> **Written instruction**: For each line below that contains the string "mail", copy that line.

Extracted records

•••

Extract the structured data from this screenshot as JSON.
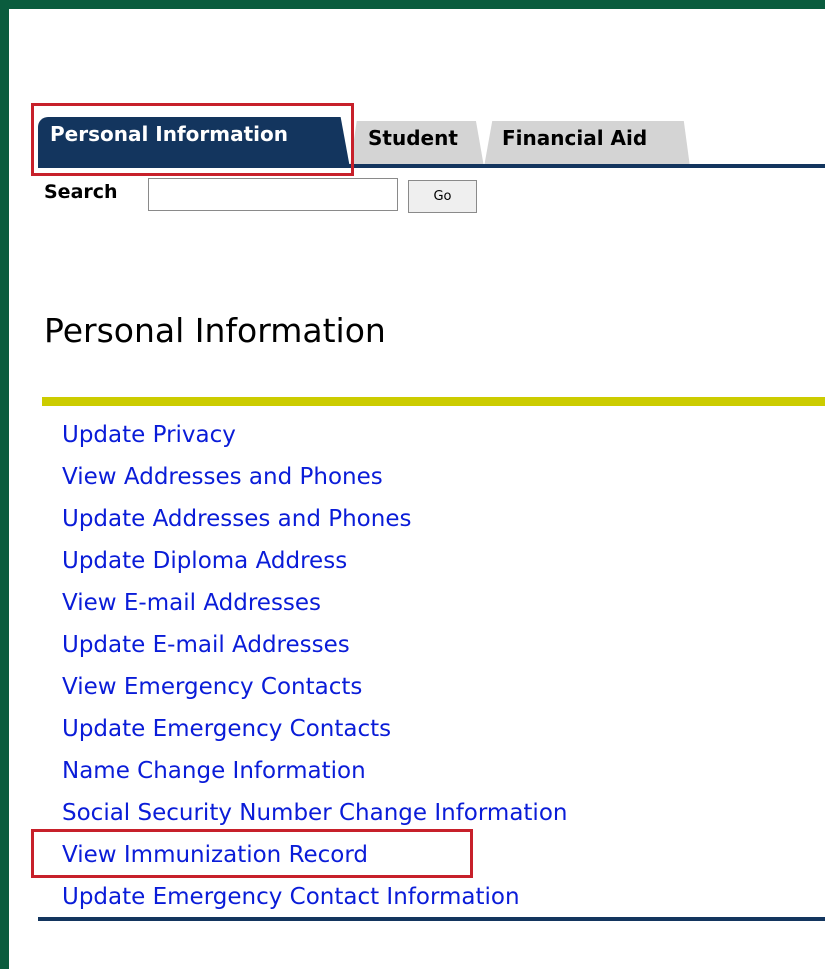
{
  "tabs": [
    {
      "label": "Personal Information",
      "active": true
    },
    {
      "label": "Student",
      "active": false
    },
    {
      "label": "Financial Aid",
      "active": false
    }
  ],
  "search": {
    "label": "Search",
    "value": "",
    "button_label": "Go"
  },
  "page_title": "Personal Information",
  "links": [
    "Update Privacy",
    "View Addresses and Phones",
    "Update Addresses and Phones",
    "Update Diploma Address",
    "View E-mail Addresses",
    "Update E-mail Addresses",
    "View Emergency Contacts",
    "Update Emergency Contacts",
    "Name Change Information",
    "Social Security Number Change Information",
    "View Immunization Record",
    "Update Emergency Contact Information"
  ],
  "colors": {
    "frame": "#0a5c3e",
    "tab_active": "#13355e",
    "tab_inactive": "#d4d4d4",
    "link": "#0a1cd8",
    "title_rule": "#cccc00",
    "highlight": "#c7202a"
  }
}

•••

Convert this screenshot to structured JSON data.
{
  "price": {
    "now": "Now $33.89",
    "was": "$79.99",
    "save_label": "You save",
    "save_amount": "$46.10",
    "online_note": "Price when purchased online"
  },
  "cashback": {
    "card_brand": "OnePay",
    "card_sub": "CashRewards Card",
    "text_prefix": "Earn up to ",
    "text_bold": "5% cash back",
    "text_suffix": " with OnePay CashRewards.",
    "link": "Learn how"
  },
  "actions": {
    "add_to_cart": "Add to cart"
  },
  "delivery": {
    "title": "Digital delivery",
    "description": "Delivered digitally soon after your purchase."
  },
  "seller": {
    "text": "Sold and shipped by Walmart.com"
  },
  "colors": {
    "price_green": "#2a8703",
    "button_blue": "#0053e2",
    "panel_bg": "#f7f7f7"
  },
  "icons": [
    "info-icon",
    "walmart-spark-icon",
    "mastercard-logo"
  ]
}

•••

> **Written answer**:
    "View E-mail Addresses",
    "Update E-mail Addresses",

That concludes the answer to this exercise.